Directions for this task: List all lines of the data that include the string "simpler".

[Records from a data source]
━━━
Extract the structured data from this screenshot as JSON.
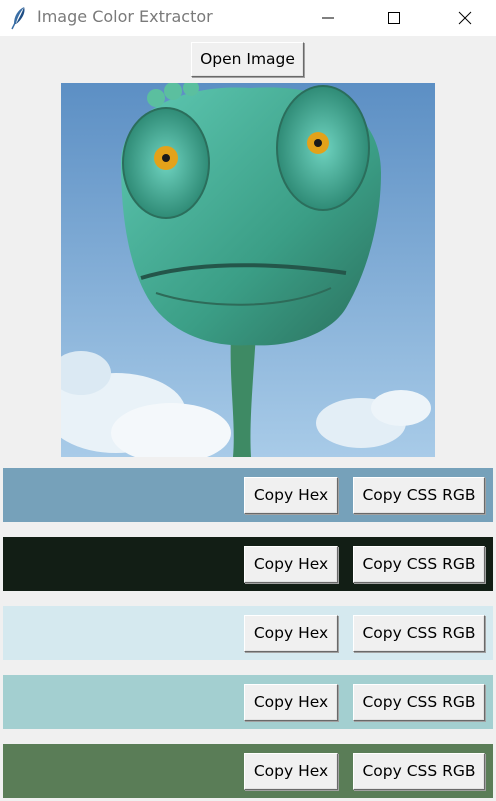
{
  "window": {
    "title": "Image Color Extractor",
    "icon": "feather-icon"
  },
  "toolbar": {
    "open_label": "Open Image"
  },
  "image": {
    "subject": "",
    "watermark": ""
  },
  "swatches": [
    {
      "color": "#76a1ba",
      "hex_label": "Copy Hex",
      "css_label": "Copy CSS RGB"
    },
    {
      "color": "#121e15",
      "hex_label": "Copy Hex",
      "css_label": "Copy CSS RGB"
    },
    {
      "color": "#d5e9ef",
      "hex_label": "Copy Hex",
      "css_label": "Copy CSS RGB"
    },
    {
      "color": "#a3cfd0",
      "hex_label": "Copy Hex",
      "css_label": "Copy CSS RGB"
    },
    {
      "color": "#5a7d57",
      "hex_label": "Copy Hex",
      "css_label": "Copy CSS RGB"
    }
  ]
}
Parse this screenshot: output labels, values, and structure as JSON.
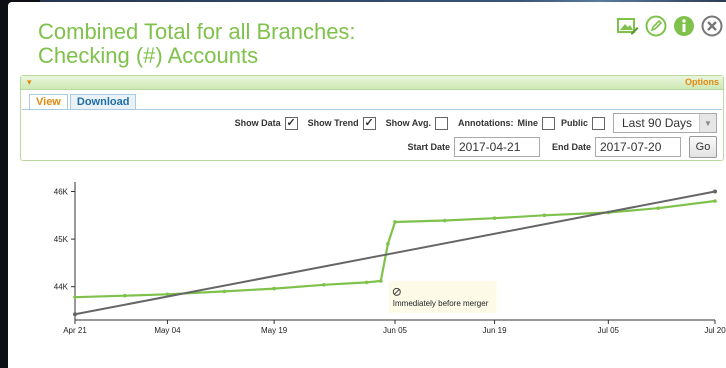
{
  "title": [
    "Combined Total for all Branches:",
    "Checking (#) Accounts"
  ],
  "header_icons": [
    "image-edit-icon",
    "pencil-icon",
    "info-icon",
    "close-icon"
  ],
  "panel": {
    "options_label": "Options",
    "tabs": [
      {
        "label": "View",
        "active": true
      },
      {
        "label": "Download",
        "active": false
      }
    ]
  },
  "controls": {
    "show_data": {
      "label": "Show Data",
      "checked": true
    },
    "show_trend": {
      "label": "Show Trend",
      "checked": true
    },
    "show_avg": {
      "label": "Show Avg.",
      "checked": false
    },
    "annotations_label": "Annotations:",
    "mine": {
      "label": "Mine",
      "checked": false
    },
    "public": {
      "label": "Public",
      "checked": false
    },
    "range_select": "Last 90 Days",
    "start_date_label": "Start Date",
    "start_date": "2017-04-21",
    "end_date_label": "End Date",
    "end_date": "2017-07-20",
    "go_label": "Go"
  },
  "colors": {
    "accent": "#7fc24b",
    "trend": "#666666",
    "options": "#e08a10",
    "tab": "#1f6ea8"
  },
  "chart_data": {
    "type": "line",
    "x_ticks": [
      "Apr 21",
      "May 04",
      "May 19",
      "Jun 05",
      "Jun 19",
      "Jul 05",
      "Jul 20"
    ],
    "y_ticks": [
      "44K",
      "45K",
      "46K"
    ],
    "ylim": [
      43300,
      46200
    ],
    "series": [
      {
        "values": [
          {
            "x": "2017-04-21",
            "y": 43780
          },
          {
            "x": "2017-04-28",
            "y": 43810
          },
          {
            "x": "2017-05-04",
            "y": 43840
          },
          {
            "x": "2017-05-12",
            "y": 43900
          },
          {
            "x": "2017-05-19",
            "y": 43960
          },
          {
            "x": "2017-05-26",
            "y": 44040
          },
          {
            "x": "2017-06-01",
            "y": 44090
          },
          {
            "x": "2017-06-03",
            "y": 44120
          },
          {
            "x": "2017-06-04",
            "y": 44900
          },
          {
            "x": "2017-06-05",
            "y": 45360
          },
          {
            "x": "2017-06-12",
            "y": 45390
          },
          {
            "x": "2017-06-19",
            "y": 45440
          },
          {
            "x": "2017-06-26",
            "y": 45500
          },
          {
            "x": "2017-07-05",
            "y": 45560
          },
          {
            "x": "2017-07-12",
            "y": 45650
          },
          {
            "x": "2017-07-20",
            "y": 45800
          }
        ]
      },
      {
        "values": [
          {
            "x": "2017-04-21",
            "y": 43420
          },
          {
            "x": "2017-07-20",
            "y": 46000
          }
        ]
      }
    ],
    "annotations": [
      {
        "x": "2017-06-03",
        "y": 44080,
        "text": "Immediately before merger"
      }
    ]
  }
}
━━━
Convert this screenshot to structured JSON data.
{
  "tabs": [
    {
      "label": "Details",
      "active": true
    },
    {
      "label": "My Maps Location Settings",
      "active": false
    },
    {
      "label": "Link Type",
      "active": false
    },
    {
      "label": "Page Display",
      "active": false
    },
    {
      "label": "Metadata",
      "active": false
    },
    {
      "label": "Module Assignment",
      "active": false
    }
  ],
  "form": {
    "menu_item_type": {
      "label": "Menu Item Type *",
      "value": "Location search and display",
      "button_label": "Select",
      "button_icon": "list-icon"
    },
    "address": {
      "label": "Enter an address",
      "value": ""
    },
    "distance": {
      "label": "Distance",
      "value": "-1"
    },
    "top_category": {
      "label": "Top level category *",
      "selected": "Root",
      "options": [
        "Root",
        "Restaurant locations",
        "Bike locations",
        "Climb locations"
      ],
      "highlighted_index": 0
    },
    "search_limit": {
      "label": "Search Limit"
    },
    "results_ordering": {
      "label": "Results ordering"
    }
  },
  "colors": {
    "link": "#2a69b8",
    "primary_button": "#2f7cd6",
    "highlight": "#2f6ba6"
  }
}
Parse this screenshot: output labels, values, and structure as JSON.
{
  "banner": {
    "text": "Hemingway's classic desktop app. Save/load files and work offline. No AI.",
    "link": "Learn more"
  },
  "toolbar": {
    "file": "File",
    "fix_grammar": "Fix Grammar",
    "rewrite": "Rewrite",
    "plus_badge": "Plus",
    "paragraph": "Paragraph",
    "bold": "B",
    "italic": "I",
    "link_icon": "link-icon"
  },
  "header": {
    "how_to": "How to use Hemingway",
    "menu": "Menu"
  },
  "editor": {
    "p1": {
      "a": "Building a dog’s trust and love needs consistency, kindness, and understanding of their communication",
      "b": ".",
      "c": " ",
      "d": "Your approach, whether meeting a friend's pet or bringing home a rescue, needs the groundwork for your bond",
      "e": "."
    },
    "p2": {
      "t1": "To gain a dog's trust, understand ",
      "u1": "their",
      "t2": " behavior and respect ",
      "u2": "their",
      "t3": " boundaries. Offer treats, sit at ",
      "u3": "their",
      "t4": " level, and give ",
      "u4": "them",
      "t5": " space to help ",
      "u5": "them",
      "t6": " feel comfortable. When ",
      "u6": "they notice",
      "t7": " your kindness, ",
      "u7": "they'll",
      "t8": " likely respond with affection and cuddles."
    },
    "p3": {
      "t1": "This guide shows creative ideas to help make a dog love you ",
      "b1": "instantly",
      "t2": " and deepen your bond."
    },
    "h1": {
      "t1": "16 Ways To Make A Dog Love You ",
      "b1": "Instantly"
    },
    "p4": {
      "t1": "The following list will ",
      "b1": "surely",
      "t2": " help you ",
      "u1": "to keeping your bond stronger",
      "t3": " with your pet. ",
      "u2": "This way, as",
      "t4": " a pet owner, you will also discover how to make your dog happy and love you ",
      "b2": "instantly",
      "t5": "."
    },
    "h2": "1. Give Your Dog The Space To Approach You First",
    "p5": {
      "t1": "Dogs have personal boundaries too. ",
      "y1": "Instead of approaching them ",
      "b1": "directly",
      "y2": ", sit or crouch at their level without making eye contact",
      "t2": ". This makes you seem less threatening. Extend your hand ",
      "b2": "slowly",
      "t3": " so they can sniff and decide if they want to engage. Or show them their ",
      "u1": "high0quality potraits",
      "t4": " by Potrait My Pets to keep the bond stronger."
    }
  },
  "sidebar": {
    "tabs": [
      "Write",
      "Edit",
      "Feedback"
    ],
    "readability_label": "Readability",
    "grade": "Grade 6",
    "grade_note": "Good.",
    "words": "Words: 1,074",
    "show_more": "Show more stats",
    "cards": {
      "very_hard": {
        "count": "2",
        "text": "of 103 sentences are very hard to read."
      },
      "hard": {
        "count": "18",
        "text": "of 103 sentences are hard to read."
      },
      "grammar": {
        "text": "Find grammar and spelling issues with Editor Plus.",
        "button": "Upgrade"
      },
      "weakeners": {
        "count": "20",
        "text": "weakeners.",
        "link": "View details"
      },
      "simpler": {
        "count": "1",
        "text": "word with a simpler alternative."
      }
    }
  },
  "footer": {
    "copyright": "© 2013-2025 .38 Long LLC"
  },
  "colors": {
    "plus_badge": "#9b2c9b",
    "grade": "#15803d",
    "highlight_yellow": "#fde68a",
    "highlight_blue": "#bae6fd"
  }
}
━━━
Answer to the exercise:
      "simpler": {
        "text": "word with a simpler alternative."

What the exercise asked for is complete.